AIM:
What follows is a set of entries. Give them again exactly, without the pictures.
* * * * *
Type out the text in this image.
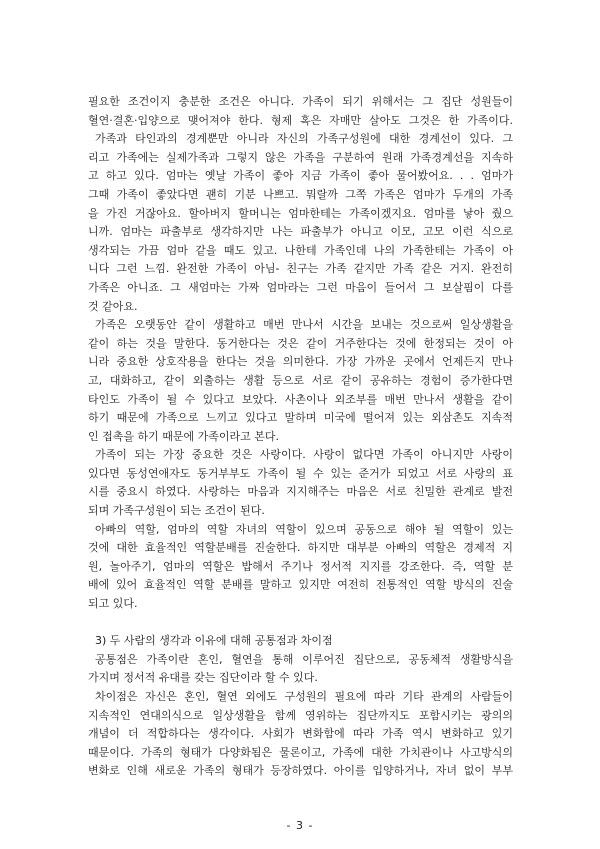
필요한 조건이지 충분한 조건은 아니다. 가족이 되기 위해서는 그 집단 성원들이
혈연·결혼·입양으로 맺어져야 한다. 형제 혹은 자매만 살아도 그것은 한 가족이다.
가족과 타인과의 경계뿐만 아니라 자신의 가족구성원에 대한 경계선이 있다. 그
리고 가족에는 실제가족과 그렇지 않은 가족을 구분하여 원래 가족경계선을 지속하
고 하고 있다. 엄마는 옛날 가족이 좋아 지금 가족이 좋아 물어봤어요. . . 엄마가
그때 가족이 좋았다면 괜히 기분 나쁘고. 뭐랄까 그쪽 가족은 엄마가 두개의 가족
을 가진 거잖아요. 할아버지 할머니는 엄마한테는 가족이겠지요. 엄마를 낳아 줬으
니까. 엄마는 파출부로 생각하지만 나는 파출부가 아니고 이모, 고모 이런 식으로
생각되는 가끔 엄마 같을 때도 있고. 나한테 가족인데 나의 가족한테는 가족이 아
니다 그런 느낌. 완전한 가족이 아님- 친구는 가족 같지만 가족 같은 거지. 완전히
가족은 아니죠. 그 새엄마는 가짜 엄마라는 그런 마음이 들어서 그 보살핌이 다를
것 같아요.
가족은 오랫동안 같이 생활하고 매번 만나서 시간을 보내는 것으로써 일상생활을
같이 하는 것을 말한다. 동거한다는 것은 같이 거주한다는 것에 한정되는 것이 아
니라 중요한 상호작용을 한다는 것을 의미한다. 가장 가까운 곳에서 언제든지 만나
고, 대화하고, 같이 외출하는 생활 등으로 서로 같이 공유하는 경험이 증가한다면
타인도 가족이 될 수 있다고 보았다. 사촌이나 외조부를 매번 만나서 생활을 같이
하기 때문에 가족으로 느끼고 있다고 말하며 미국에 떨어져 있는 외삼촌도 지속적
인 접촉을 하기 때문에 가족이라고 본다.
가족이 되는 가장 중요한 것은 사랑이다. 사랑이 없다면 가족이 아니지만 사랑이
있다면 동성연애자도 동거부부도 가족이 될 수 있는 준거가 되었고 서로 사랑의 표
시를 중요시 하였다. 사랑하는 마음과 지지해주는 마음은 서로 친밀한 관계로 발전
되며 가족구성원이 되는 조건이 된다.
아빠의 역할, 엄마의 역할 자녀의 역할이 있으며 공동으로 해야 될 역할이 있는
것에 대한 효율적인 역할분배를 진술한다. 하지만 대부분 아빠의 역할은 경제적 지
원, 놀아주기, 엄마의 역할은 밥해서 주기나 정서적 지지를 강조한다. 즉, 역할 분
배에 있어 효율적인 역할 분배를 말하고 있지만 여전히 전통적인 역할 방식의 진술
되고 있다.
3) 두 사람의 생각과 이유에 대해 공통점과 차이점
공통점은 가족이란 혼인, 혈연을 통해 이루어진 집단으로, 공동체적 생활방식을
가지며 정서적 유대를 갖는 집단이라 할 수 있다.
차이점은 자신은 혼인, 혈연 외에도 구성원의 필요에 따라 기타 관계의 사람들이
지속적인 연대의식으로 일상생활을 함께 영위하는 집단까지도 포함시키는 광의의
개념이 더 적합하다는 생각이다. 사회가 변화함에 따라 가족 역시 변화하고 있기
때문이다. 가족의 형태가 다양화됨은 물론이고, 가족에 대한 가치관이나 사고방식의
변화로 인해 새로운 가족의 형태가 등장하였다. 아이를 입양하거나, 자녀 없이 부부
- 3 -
* * * * *
EXERCISE RESPONSE:
Type out the text in this image.
필요한 조건이지 충분한 조건은 아니다. 가족이 되기 위해서는 그 집단 성원들이
혈연·결혼·입양으로 맺어져야 한다. 형제 혹은 자매만 살아도 그것은 한 가족이다.
가족과 타인과의 경계뿐만 아니라 자신의 가족구성원에 대한 경계선이 있다. 그
리고 가족에는 실제가족과 그렇지 않은 가족을 구분하여 원래 가족경계선을 지속하
고 하고 있다. 엄마는 옛날 가족이 좋아 지금 가족이 좋아 물어봤어요. . . 엄마가
그때 가족이 좋았다면 괜히 기분 나쁘고. 뭐랄까 그쪽 가족은 엄마가 두개의 가족
을 가진 거잖아요. 할아버지 할머니는 엄마한테는 가족이겠지요. 엄마를 낳아 줬으
니까. 엄마는 파출부로 생각하지만 나는 파출부가 아니고 이모, 고모 이런 식으로
생각되는 가끔 엄마 같을 때도 있고. 나한테 가족인데 나의 가족한테는 가족이 아
니다 그런 느낌. 완전한 가족이 아님- 친구는 가족 같지만 가족 같은 거지. 완전히
가족은 아니죠. 그 새엄마는 가짜 엄마라는 그런 마음이 들어서 그 보살핌이 다를
것 같아요.
가족은 오랫동안 같이 생활하고 매번 만나서 시간을 보내는 것으로써 일상생활을
같이 하는 것을 말한다. 동거한다는 것은 같이 거주한다는 것에 한정되는 것이 아
니라 중요한 상호작용을 한다는 것을 의미한다. 가장 가까운 곳에서 언제든지 만나
고, 대화하고, 같이 외출하는 생활 등으로 서로 같이 공유하는 경험이 증가한다면
타인도 가족이 될 수 있다고 보았다. 사촌이나 외조부를 매번 만나서 생활을 같이
하기 때문에 가족으로 느끼고 있다고 말하며 미국에 떨어져 있는 외삼촌도 지속적
인 접촉을 하기 때문에 가족이라고 본다.
가족이 되는 가장 중요한 것은 사랑이다. 사랑이 없다면 가족이 아니지만 사랑이
있다면 동성연애자도 동거부부도 가족이 될 수 있는 준거가 되었고 서로 사랑의 표
시를 중요시 하였다. 사랑하는 마음과 지지해주는 마음은 서로 친밀한 관계로 발전
되며 가족구성원이 되는 조건이 된다.
아빠의 역할, 엄마의 역할 자녀의 역할이 있으며 공동으로 해야 될 역할이 있는
것에 대한 효율적인 역할분배를 진술한다. 하지만 대부분 아빠의 역할은 경제적 지
원, 놀아주기, 엄마의 역할은 밥해서 주기나 정서적 지지를 강조한다. 즉, 역할 분
배에 있어 효율적인 역할 분배를 말하고 있지만 여전히 전통적인 역할 방식의 진술
되고 있다.
3) 두 사람의 생각과 이유에 대해 공통점과 차이점
공통점은 가족이란 혼인, 혈연을 통해 이루어진 집단으로, 공동체적 생활방식을
가지며 정서적 유대를 갖는 집단이라 할 수 있다.
차이점은 자신은 혼인, 혈연 외에도 구성원의 필요에 따라 기타 관계의 사람들이
지속적인 연대의식으로 일상생활을 함께 영위하는 집단까지도 포함시키는 광의의
개념이 더 적합하다는 생각이다. 사회가 변화함에 따라 가족 역시 변화하고 있기
때문이다. 가족의 형태가 다양화됨은 물론이고, 가족에 대한 가치관이나 사고방식의
변화로 인해 새로운 가족의 형태가 등장하였다. 아이를 입양하거나, 자녀 없이 부부
- 3 -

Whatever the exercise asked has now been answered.